Dataset records
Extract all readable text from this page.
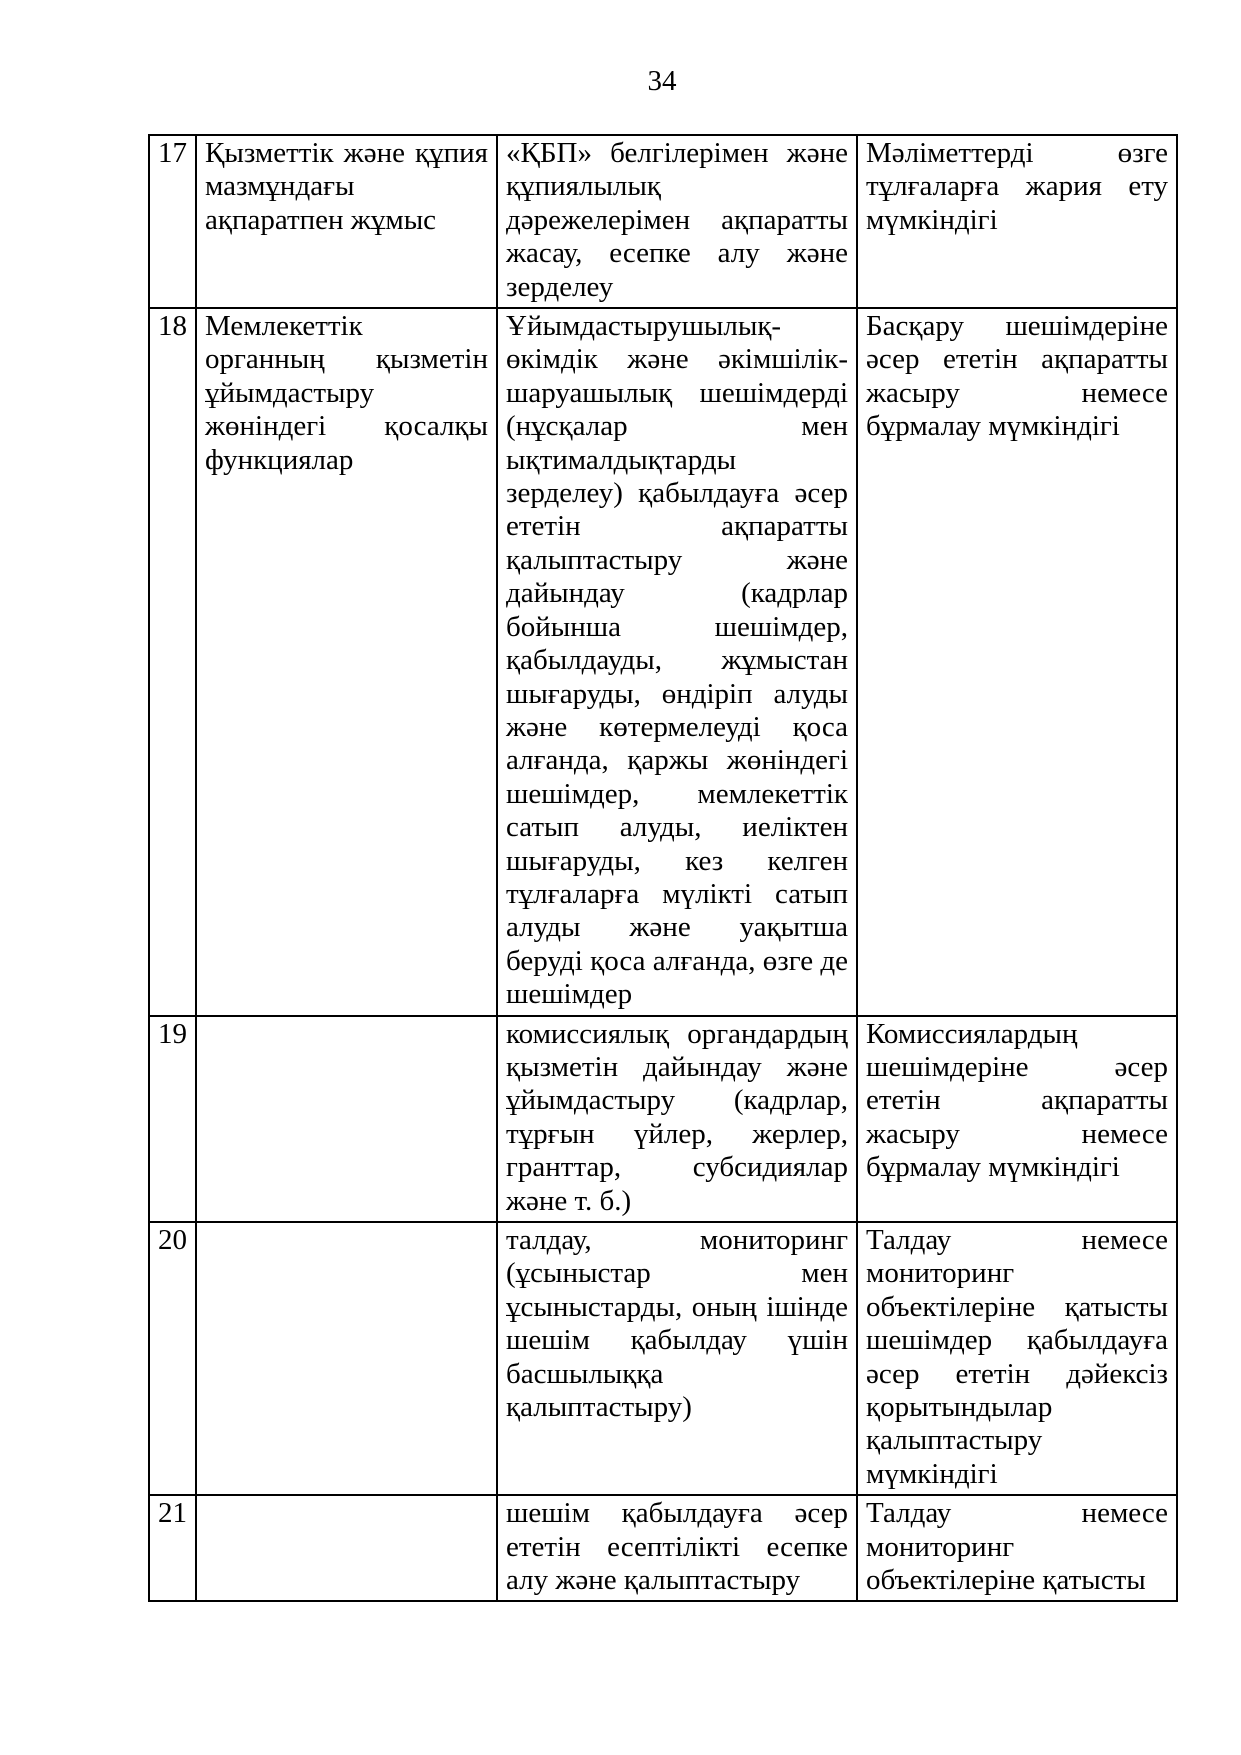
34
17	Қызметтік және құпия мазмұндағы ақпаратпен жұмыс	«ҚБП» белгілерімен және құпиялылық дәрежелерімен ақпаратты жасау, есепке алу және зерделеу	Мәліметтерді өзге тұлғаларға жария ету мүмкіндігі
18	Мемлекеттік органның қызметін ұйымдастыру жөніндегі қосалқы функциялар	Ұйымдастырушылық-өкімдік және әкімшілік-шаруашылық шешімдерді (нұсқалар мен ықтималдықтарды зерделеу) қабылдауға әсер ететін ақпаратты қалыптастыру және дайындау (кадрлар бойынша шешімдер, қабылдауды, жұмыстан шығаруды, өндіріп алуды және көтермелеуді қоса алғанда, қаржы жөніндегі шешімдер, мемлекеттік сатып алуды, иеліктен шығаруды, кез келген тұлғаларға мүлікті сатып алуды және уақытша беруді қоса алғанда, өзге де шешімдер	Басқару шешімдеріне әсер ететін ақпаратты жасыру немесе бұрмалау мүмкіндігі
19		комиссиялық органдардың қызметін дайындау және ұйымдастыру (кадрлар, тұрғын үйлер, жерлер, гранттар, субсидиялар және т. б.)	Комиссиялардың шешімдеріне әсер ететін ақпаратты жасыру немесе бұрмалау мүмкіндігі
20		талдау, мониторинг (ұсыныстар мен ұсыныстарды, оның ішінде шешім қабылдау үшін басшылыққа қалыптастыру)	Талдау немесе мониторинг объектілеріне қатысты шешімдер қабылдауға әсер ететін дәйексіз қорытындылар қалыптастыру мүмкіндігі
21		шешім қабылдауға әсер ететін есептілікті есепке алу және қалыптастыру	Талдау немесе мониторинг объектілеріне қатысты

### EXERCISE AIM
With the pictures omitted, reproduce the records in full and exactly.

### FINAL RESULT
Extract all readable text from this page.
34
17	Қызметтік және құпия мазмұндағы ақпаратпен жұмыс	«ҚБП» белгілерімен және құпиялылық дәрежелерімен ақпаратты жасау, есепке алу және зерделеу	Мәліметтерді өзге тұлғаларға жария ету мүмкіндігі
18	Мемлекеттік органның қызметін ұйымдастыру жөніндегі қосалқы функциялар	Ұйымдастырушылық-өкімдік және әкімшілік-шаруашылық шешімдерді (нұсқалар мен ықтималдықтарды зерделеу) қабылдауға әсер ететін ақпаратты қалыптастыру және дайындау (кадрлар бойынша шешімдер, қабылдауды, жұмыстан шығаруды, өндіріп алуды және көтермелеуді қоса алғанда, қаржы жөніндегі шешімдер, мемлекеттік сатып алуды, иеліктен шығаруды, кез келген тұлғаларға мүлікті сатып алуды және уақытша беруді қоса алғанда, өзге де шешімдер	Басқару шешімдеріне әсер ететін ақпаратты жасыру немесе бұрмалау мүмкіндігі
19		комиссиялық органдардың қызметін дайындау және ұйымдастыру (кадрлар, тұрғын үйлер, жерлер, гранттар, субсидиялар және т. б.)	Комиссиялардың шешімдеріне әсер ететін ақпаратты жасыру немесе бұрмалау мүмкіндігі
20		талдау, мониторинг (ұсыныстар мен ұсыныстарды, оның ішінде шешім қабылдау үшін басшылыққа қалыптастыру)	Талдау немесе мониторинг объектілеріне қатысты шешімдер қабылдауға әсер ететін дәйексіз қорытындылар қалыптастыру мүмкіндігі
21		шешім қабылдауға әсер ететін есептілікті есепке алу және қалыптастыру	Талдау немесе мониторинг объектілеріне қатысты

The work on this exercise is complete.